◆ Stated task
Copy, character for character, the part of the records that runs from their start through the line containing "615, 213, 663]".

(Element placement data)
#####

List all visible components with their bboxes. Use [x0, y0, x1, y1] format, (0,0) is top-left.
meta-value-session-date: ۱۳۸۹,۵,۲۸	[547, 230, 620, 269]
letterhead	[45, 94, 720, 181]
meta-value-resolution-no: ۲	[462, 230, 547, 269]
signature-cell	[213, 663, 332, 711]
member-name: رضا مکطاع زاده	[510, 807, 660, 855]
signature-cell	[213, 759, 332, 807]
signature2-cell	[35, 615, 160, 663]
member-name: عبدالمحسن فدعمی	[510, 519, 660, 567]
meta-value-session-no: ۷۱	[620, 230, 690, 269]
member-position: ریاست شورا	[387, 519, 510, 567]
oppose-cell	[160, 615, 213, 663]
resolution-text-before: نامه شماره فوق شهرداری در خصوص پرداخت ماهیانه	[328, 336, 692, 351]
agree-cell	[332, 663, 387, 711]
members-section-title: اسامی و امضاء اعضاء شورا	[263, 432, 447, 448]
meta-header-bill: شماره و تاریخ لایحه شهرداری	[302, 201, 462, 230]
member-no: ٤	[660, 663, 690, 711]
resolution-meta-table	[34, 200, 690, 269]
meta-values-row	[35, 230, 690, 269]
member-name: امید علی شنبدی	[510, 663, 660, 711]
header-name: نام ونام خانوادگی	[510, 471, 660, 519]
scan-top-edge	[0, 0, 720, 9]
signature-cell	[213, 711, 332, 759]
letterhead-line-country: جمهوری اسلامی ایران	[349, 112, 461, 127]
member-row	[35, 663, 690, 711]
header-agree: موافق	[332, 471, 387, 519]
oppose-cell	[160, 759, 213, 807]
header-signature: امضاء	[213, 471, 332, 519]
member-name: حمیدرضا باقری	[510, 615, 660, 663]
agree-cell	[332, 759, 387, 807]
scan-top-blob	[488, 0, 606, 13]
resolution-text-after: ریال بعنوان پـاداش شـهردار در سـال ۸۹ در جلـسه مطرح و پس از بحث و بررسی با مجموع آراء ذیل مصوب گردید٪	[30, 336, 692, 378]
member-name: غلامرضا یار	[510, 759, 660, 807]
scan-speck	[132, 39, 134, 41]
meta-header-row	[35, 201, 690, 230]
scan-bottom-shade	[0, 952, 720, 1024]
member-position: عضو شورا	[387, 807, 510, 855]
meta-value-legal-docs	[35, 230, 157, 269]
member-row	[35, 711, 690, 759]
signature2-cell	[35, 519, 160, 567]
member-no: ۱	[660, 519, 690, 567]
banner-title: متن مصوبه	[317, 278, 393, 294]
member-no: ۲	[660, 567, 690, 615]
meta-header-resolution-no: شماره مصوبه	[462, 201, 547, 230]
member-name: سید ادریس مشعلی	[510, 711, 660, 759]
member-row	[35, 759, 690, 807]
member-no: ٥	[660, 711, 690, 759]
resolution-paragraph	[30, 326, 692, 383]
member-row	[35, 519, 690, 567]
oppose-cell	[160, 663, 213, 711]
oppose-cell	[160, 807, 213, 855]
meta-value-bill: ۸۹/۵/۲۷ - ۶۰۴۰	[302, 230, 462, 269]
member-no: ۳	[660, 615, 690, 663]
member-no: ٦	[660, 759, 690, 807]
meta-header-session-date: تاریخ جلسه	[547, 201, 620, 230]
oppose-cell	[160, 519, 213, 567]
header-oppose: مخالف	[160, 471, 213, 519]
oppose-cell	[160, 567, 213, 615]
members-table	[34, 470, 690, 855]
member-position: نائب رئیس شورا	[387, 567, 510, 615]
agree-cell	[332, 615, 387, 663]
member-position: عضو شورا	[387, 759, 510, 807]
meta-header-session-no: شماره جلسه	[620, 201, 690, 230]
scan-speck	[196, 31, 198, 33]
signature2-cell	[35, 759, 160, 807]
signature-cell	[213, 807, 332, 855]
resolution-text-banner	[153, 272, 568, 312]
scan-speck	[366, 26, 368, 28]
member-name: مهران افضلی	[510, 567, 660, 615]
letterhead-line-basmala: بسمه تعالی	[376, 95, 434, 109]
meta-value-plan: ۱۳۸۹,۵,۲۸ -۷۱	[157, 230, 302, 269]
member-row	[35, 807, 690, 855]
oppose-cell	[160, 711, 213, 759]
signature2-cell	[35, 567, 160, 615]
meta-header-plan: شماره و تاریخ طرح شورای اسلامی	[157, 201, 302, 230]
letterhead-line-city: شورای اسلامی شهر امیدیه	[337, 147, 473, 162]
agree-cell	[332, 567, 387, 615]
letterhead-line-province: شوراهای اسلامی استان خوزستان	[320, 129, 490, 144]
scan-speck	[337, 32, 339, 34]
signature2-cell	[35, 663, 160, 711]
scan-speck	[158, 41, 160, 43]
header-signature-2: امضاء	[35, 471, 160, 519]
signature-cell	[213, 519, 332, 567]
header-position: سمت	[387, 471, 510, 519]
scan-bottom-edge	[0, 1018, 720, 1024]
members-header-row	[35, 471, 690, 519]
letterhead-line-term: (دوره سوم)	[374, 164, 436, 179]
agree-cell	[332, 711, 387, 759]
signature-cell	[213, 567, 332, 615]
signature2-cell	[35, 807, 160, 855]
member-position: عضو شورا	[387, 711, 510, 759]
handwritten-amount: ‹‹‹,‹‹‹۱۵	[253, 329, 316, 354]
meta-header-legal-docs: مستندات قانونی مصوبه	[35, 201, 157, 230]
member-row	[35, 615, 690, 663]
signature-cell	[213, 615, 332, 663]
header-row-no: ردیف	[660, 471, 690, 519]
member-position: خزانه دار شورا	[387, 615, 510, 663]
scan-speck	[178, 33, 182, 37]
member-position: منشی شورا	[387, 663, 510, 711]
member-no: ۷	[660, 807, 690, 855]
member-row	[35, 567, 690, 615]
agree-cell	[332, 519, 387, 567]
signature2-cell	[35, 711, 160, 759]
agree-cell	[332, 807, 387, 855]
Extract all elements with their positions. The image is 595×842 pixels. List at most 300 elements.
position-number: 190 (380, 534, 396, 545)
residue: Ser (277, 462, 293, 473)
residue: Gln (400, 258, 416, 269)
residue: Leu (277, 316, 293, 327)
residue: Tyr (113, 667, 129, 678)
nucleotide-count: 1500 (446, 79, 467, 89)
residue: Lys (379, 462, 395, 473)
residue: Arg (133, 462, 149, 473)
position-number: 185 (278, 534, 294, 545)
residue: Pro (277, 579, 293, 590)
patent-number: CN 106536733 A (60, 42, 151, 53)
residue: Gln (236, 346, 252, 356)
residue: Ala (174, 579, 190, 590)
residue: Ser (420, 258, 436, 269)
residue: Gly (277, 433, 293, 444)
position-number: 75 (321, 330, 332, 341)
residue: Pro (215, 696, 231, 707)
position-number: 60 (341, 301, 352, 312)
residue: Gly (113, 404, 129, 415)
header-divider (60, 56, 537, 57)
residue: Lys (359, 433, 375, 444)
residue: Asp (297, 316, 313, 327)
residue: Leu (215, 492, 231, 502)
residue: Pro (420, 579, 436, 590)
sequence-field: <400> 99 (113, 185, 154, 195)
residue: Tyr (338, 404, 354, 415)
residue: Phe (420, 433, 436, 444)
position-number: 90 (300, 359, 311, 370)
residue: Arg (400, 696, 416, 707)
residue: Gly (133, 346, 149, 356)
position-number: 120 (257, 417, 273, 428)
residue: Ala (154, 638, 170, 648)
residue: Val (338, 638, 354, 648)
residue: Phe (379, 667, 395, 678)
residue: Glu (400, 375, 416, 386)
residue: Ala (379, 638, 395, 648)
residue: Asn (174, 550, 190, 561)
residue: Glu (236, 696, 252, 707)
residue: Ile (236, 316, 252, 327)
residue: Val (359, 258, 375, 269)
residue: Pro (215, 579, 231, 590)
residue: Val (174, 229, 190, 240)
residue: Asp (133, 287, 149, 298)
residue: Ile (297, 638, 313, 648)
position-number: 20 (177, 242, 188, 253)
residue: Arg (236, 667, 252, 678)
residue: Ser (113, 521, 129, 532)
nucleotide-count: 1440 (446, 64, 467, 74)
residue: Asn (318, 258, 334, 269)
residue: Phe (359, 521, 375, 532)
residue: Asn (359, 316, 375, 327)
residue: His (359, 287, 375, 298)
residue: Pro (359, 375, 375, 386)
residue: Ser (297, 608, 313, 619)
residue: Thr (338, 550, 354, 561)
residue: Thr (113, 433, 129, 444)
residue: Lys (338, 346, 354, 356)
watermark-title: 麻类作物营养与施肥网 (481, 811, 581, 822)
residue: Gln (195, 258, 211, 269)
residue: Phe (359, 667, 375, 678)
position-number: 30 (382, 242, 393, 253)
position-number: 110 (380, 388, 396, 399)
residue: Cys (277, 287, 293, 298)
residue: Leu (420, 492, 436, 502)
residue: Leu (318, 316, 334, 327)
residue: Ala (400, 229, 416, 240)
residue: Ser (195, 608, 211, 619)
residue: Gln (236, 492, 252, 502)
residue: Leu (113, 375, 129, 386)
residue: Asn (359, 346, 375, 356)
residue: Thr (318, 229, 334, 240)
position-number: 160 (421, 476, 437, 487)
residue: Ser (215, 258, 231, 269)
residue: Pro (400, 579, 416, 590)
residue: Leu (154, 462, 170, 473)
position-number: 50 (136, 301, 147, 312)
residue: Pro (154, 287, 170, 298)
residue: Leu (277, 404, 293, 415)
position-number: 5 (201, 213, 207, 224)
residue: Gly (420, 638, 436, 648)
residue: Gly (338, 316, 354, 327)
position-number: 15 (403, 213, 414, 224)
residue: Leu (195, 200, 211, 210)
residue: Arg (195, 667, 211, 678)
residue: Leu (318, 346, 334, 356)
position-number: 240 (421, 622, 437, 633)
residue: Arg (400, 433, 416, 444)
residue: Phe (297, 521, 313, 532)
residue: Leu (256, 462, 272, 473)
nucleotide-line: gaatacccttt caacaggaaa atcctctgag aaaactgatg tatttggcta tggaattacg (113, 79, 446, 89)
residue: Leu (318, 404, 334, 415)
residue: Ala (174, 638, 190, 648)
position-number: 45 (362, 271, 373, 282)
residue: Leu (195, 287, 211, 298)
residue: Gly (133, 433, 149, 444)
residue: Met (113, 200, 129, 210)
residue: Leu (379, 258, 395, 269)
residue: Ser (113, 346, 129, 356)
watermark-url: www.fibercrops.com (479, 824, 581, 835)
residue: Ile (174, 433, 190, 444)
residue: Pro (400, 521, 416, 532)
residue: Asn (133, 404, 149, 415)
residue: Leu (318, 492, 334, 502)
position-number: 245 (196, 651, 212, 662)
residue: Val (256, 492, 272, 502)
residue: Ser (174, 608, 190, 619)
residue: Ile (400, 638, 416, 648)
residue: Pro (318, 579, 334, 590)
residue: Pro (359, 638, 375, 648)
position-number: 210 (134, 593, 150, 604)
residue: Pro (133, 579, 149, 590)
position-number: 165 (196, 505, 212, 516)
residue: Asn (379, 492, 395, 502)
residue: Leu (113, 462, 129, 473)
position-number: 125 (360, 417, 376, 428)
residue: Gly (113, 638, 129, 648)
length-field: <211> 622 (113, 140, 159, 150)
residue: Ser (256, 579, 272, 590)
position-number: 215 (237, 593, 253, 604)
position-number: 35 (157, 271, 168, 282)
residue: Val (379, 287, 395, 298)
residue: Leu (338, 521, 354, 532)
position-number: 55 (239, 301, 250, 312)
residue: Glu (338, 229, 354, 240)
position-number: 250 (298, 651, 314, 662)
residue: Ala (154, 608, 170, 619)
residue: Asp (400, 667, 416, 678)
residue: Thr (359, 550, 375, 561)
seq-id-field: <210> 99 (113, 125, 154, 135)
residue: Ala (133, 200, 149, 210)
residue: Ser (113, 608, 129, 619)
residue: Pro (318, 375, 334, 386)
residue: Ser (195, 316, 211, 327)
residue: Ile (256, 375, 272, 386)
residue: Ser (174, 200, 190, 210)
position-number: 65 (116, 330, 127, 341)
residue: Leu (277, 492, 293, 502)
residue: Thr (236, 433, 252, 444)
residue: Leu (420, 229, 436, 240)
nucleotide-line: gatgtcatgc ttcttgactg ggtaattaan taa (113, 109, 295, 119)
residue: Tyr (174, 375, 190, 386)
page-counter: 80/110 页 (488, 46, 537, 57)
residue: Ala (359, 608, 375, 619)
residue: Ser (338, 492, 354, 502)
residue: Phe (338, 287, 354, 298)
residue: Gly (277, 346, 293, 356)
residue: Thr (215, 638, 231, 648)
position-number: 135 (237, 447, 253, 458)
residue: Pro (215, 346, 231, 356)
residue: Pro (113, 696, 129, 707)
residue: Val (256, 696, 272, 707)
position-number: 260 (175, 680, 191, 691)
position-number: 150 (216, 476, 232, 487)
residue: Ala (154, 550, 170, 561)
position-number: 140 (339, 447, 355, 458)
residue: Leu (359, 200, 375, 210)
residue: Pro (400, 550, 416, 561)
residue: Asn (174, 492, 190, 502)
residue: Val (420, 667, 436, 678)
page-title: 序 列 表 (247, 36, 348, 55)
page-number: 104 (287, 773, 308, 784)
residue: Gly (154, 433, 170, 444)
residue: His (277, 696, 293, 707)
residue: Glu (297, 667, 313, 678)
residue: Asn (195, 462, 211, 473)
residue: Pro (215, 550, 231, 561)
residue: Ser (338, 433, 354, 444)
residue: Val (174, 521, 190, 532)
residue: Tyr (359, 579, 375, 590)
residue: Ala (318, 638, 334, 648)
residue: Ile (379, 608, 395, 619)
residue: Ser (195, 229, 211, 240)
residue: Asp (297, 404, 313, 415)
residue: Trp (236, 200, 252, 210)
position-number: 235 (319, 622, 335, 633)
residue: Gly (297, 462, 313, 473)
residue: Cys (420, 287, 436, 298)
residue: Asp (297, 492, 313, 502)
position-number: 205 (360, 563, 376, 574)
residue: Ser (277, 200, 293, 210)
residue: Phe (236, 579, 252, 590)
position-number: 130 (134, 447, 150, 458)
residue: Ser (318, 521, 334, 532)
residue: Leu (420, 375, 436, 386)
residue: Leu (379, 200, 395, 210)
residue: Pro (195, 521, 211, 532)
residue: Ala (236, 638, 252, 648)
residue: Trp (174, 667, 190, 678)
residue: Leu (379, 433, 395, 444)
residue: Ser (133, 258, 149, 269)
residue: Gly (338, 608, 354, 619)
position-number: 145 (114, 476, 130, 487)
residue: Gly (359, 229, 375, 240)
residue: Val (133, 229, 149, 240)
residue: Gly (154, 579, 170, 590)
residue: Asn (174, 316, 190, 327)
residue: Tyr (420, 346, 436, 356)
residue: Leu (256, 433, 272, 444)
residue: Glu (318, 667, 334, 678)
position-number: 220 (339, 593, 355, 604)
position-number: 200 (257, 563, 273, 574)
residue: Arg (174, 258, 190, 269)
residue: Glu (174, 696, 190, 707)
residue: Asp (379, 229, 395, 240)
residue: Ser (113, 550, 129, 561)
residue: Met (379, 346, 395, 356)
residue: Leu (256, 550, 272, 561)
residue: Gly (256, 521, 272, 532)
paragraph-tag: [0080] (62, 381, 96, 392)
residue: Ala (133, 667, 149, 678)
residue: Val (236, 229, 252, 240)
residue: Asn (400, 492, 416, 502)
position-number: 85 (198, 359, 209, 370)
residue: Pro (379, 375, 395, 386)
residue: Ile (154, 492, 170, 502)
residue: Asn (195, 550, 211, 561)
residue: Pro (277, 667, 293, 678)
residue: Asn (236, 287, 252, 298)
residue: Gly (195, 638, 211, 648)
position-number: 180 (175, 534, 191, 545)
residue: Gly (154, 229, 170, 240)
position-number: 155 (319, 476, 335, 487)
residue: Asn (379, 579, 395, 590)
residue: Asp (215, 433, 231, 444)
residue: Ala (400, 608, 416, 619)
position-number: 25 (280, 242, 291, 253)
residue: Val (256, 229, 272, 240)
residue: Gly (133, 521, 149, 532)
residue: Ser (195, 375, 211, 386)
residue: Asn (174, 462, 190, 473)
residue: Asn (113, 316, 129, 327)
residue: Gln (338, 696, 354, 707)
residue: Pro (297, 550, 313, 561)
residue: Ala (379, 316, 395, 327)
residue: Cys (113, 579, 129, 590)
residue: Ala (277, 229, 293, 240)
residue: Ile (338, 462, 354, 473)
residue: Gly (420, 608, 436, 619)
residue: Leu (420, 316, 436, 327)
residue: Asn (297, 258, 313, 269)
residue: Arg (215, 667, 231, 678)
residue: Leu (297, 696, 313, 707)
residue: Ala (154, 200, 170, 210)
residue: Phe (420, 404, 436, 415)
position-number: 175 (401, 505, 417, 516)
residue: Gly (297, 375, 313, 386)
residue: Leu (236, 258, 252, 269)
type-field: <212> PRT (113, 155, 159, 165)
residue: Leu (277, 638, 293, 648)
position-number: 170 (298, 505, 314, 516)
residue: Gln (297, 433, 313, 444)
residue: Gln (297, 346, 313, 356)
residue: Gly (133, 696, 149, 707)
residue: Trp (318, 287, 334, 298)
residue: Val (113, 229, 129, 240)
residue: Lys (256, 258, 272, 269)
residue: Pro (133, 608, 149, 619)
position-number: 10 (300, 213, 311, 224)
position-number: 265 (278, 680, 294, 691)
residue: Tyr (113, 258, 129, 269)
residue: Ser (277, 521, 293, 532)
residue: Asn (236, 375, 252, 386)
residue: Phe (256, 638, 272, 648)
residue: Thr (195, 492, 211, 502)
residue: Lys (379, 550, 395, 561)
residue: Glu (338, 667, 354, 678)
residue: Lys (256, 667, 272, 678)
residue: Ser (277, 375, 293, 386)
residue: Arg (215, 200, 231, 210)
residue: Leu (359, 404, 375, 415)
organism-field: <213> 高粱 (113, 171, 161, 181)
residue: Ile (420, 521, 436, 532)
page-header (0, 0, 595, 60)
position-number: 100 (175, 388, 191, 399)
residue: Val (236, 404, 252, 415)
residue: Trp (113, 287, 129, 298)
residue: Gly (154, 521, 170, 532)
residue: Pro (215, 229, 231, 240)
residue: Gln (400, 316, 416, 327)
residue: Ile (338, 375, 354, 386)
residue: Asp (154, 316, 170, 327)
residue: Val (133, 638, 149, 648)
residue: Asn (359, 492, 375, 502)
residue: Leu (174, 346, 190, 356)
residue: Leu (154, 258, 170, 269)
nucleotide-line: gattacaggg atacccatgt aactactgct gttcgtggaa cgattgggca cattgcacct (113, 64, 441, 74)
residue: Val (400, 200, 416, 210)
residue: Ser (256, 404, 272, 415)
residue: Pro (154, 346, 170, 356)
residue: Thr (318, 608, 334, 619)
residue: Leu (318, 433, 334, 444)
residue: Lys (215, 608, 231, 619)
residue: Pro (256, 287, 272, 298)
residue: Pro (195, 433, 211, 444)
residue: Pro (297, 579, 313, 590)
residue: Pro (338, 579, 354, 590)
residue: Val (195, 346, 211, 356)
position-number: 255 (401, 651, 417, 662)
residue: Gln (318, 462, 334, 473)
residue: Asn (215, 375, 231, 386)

#####

◆ Final answer
List all visible components with their bboxes. Use [x0, y0, x1, y1] format, (0,0) is top-left.
meta-value-session-date: ۱۳۸۹,۵,۲۸	[547, 230, 620, 269]
letterhead	[45, 94, 720, 181]
meta-value-resolution-no: ۲	[462, 230, 547, 269]
signature-cell	[213, 663, 332, 711]
member-name: رضا مکطاع زاده	[510, 807, 660, 855]
signature-cell	[213, 759, 332, 807]
signature2-cell	[35, 615, 160, 663]
member-name: عبدالمحسن فدعمی	[510, 519, 660, 567]
meta-value-session-no: ۷۱	[620, 230, 690, 269]
member-position: ریاست شورا	[387, 519, 510, 567]
oppose-cell	[160, 615, 213, 663]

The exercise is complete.